- [What is required]: Can you format the material as a numbered list, from its very first line through the line containing "footer-left: /usr/bin/gpview 2008-09-18" (both included), leaving out blank lines?

- [Given records]:
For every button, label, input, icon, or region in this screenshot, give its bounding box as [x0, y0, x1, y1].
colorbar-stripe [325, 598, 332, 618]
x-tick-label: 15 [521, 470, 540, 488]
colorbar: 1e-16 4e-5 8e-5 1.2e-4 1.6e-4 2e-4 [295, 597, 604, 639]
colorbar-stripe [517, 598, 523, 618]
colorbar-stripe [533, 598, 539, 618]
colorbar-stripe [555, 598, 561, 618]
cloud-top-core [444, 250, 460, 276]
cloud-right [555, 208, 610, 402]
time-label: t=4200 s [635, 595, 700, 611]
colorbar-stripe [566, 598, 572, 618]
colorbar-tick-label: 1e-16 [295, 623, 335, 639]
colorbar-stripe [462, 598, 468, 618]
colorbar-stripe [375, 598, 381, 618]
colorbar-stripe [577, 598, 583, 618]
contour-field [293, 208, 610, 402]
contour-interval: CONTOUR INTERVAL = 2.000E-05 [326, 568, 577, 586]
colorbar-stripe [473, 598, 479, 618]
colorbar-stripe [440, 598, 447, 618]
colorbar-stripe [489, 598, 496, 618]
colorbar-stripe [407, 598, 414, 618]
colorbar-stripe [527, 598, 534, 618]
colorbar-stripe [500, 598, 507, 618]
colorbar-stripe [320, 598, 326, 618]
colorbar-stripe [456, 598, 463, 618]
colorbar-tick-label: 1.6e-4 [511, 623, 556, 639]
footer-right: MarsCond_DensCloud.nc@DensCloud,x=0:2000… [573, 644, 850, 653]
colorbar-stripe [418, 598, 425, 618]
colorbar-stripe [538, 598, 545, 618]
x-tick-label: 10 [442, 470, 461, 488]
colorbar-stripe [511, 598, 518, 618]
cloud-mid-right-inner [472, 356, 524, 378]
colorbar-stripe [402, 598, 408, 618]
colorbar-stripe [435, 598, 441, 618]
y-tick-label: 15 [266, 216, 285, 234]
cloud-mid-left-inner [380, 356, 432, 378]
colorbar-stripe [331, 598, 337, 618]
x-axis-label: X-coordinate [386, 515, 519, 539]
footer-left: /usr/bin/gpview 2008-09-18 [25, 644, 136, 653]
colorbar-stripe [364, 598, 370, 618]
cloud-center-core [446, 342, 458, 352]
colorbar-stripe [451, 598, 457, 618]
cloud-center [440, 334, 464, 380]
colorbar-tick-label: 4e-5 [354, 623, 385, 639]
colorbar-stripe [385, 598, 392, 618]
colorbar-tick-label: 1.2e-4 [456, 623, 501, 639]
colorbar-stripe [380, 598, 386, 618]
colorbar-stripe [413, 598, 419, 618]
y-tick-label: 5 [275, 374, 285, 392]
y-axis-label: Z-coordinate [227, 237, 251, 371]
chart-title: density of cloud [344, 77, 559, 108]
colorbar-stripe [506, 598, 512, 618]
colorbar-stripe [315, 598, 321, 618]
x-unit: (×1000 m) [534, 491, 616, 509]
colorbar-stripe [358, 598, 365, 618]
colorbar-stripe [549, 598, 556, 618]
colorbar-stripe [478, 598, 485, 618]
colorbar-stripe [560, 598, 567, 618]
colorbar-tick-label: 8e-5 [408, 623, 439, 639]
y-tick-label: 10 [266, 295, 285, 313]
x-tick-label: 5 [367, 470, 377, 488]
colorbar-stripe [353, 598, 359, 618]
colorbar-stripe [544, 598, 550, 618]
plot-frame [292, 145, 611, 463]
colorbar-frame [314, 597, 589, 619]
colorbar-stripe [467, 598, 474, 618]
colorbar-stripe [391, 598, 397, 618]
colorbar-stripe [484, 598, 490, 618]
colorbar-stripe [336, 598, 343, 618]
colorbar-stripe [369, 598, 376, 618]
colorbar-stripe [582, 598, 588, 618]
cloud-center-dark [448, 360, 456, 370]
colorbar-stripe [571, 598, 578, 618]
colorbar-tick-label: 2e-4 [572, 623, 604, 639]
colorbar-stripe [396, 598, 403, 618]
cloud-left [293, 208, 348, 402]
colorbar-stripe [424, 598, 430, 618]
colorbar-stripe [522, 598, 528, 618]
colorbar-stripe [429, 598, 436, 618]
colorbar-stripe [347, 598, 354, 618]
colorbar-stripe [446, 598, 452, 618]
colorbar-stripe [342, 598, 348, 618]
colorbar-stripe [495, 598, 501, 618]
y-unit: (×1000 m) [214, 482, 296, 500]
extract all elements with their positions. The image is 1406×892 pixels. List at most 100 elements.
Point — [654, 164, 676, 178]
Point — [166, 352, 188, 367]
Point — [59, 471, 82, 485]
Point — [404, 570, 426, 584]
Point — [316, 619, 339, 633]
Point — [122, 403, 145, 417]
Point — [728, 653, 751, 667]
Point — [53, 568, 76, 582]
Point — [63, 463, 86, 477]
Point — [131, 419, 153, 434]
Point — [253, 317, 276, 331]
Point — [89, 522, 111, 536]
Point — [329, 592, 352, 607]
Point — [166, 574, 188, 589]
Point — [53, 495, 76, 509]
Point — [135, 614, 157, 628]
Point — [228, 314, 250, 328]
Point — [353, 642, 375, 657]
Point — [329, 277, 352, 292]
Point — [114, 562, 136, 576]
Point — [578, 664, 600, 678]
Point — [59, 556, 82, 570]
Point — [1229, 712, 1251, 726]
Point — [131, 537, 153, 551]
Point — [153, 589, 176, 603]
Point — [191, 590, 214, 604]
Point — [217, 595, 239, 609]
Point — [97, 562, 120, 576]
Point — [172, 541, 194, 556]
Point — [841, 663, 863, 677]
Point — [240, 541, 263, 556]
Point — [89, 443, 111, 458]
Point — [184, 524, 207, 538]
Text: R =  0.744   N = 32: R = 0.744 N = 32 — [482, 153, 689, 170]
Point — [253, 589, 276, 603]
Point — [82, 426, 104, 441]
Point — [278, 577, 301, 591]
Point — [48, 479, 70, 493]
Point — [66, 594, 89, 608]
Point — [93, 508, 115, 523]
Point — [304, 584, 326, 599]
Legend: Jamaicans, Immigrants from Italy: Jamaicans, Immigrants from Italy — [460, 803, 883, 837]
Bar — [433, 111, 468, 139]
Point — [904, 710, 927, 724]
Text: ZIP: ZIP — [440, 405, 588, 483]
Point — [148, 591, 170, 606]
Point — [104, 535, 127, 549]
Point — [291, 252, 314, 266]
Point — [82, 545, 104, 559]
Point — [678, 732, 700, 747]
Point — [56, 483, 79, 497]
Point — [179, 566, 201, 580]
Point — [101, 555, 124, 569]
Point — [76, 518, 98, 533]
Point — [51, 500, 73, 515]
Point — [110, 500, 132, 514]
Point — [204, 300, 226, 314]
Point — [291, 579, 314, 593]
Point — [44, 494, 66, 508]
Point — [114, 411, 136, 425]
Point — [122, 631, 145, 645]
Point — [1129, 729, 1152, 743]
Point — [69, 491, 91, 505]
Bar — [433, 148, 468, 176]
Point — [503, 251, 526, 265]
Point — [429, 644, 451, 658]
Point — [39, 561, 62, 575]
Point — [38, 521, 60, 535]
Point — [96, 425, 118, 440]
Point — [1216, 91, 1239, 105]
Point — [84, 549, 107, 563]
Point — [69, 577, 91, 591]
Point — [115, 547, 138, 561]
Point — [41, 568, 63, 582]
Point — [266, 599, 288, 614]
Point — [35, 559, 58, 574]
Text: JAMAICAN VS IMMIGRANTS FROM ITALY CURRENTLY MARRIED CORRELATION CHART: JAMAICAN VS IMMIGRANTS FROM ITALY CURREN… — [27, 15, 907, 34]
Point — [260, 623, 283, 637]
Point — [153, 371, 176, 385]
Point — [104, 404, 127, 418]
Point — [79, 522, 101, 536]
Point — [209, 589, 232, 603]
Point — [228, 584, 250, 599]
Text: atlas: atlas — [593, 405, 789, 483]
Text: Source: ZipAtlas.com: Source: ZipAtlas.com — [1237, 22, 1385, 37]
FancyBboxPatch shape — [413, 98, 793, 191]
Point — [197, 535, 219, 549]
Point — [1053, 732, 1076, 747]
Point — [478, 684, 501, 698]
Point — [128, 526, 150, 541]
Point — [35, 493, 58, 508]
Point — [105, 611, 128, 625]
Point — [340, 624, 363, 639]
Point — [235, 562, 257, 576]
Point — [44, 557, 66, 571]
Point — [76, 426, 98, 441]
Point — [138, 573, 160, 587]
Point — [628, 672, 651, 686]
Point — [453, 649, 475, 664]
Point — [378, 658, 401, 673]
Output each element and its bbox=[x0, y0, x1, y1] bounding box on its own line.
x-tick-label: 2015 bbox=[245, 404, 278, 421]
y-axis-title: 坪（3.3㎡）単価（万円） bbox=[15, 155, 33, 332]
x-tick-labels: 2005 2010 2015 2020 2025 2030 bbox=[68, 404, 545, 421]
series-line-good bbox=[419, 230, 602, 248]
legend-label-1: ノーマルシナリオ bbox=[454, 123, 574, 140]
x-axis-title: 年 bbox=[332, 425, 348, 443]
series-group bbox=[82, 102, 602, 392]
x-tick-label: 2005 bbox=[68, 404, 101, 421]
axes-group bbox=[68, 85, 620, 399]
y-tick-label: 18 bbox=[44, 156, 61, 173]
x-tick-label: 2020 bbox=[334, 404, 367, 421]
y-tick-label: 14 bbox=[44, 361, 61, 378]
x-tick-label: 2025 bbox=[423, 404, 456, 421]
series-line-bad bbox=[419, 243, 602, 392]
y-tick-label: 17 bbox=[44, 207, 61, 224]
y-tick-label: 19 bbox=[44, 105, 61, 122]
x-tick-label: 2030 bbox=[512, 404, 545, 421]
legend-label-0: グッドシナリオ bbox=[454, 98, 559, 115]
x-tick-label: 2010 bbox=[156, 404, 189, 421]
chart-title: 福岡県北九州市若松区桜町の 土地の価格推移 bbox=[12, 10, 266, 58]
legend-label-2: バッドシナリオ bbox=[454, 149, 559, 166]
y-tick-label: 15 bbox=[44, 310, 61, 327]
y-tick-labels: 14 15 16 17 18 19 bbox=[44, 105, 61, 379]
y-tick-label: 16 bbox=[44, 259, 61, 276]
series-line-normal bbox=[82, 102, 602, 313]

- [Exercise output]:
1. For every button, label, input, icon, or region in this screenshot, give its bounding box as [x0, y0, x1, y1].
2. colorbar-stripe [325, 598, 332, 618]
3. x-tick-label: 15 [521, 470, 540, 488]
4. colorbar: 1e-16 4e-5 8e-5 1.2e-4 1.6e-4 2e-4 [295, 597, 604, 639]
5. colorbar-stripe [517, 598, 523, 618]
6. colorbar-stripe [533, 598, 539, 618]
7. colorbar-stripe [555, 598, 561, 618]
8. cloud-top-core [444, 250, 460, 276]
9. cloud-right [555, 208, 610, 402]
10. time-label: t=4200 s [635, 595, 700, 611]
11. colorbar-stripe [566, 598, 572, 618]
12. colorbar-tick-label: 1e-16 [295, 623, 335, 639]
13. colorbar-stripe [462, 598, 468, 618]
14. colorbar-stripe [375, 598, 381, 618]
15. colorbar-stripe [577, 598, 583, 618]
16. contour-field [293, 208, 610, 402]
17. contour-interval: CONTOUR INTERVAL = 2.000E-05 [326, 568, 577, 586]
18. colorbar-stripe [473, 598, 479, 618]
19. colorbar-stripe [440, 598, 447, 618]
20. colorbar-stripe [489, 598, 496, 618]
21. colorbar-stripe [407, 598, 414, 618]
22. colorbar-stripe [527, 598, 534, 618]
23. colorbar-stripe [500, 598, 507, 618]
24. colorbar-stripe [320, 598, 326, 618]
25. colorbar-stripe [456, 598, 463, 618]
26. colorbar-tick-label: 1.6e-4 [511, 623, 556, 639]
27. footer-right: MarsCond_DensCloud.nc@DensCloud,x=0:2000… [573, 644, 850, 653]
28. colorbar-stripe [418, 598, 425, 618]
29. colorbar-stripe [538, 598, 545, 618]
30. x-tick-label: 10 [442, 470, 461, 488]
31. colorbar-stripe [511, 598, 518, 618]
32. cloud-mid-right-inner [472, 356, 524, 378]
33. colorbar-stripe [402, 598, 408, 618]
34. colorbar-stripe [435, 598, 441, 618]
35. y-tick-label: 15 [266, 216, 285, 234]
36. cloud-mid-left-inner [380, 356, 432, 378]
37. colorbar-stripe [331, 598, 337, 618]
38. x-axis-label: X-coordinate [386, 515, 519, 539]
39. footer-left: /usr/bin/gpview 2008-09-18 [25, 644, 136, 653]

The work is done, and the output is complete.